Records from a data source:
------------------------------------------------------------------------
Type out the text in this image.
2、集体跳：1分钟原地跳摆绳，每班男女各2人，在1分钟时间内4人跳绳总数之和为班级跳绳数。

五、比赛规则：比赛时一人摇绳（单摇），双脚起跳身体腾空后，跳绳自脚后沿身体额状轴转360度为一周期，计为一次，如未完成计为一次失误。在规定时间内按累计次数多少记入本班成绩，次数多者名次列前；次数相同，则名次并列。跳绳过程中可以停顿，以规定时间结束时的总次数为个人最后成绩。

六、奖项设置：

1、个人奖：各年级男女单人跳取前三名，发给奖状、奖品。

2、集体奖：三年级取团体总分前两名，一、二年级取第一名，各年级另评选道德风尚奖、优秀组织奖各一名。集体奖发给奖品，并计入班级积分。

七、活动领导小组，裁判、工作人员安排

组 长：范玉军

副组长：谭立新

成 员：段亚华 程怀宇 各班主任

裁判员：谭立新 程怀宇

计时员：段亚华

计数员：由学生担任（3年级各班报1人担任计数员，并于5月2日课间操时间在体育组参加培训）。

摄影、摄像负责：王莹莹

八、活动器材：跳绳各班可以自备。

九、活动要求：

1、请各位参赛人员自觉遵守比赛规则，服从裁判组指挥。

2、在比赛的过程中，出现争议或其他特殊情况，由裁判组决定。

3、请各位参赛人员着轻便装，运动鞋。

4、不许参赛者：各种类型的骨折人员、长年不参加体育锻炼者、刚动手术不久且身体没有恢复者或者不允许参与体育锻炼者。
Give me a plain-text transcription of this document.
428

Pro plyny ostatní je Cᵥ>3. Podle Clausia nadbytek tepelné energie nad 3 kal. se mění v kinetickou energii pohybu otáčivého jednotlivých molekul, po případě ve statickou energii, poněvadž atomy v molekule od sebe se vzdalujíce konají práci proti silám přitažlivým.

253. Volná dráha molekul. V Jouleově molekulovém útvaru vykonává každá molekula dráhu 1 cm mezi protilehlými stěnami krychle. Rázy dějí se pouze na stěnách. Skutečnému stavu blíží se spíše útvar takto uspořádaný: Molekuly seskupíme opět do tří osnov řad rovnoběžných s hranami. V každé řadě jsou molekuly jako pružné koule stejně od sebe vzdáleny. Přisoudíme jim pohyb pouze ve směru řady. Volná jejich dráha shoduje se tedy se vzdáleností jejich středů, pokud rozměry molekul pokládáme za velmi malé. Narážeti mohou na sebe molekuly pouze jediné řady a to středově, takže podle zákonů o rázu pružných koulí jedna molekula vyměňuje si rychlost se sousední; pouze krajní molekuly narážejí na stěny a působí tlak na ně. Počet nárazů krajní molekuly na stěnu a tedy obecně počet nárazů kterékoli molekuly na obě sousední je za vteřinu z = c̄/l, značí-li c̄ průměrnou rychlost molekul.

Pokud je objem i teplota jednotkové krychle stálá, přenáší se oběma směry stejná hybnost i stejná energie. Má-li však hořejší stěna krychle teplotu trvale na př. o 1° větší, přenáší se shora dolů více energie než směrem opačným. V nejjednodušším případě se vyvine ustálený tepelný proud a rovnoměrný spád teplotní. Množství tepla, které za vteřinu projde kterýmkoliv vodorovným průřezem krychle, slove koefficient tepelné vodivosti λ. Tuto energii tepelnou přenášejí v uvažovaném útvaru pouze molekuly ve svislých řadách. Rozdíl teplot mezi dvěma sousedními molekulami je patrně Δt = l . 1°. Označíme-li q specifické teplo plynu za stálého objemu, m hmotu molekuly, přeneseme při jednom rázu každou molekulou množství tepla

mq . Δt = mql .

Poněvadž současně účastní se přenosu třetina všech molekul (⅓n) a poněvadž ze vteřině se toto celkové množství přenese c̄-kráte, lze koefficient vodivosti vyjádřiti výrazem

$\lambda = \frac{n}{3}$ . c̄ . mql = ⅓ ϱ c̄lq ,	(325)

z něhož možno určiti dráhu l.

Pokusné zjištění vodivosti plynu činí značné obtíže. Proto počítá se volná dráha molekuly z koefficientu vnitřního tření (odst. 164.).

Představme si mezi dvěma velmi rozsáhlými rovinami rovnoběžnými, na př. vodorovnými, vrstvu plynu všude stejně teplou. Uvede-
------------------------------------------------------------------------
■ What you will do ■
Identify the lines above that contain the word "text", then copy them.

■ Solution for this exercise ■
Type out the text in this image.
Give me a plain-text transcription of this document.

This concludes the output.